Instruction :: Find the word "JSON" in the material below and gather every line that contains it.

Collected data entries
◆ ◆ ◆ ◆

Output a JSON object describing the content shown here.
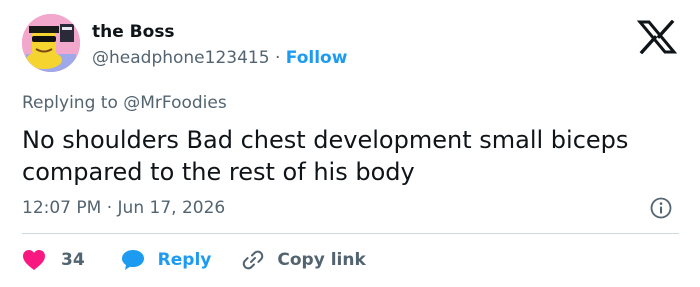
{
  "author": {
    "name": "the Boss",
    "handle": "@headphone123415",
    "separator": "·",
    "follow_label": "Follow"
  },
  "reply_context": {
    "prefix": "Replying to",
    "mention": "@MrFoodies"
  },
  "tweet": {
    "text": "No shoulders Bad chest development small biceps compared to the rest of his body",
    "time": "12:07 PM",
    "separator": "·",
    "date": "Jun 17, 2026"
  },
  "actions": {
    "like_count": "34",
    "reply_label": "Reply",
    "copy_label": "Copy link"
  },
  "icons": {
    "logo": "x-logo-icon",
    "info": "info-icon",
    "like": "heart-icon",
    "reply": "speech-bubble-icon",
    "copy": "link-icon"
  },
  "colors": {
    "accent": "#1d9bf0",
    "like": "#f91880",
    "secondary_text": "#536471",
    "primary_text": "#0f1419",
    "avatar_bg": "#f4a6c8"
  }
}
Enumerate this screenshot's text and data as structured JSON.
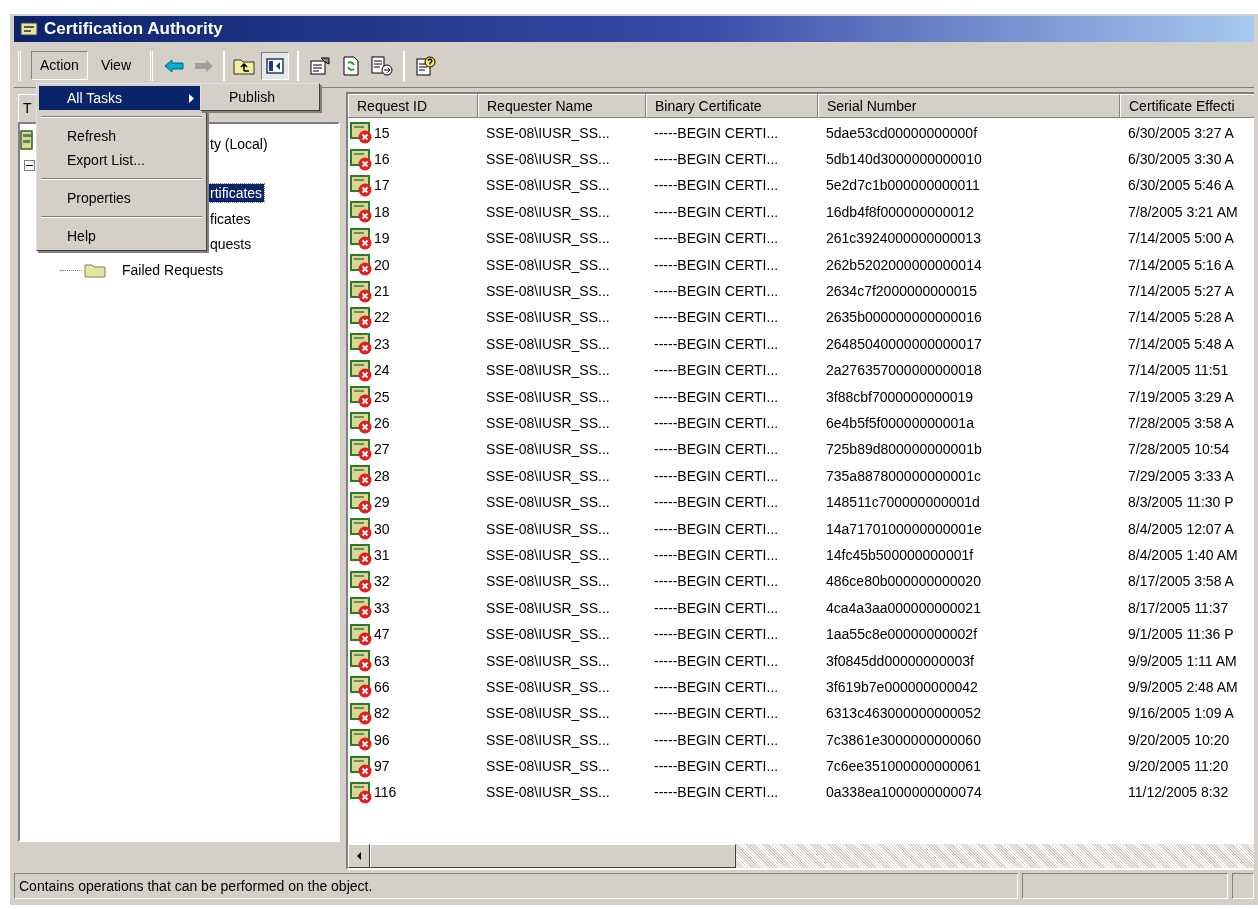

◆ ◆ ◆ ◆

Answer for this exercise ::
Output a JSON object describing the content shown here.
Enumerate this screenshot's text and data as structured JSON.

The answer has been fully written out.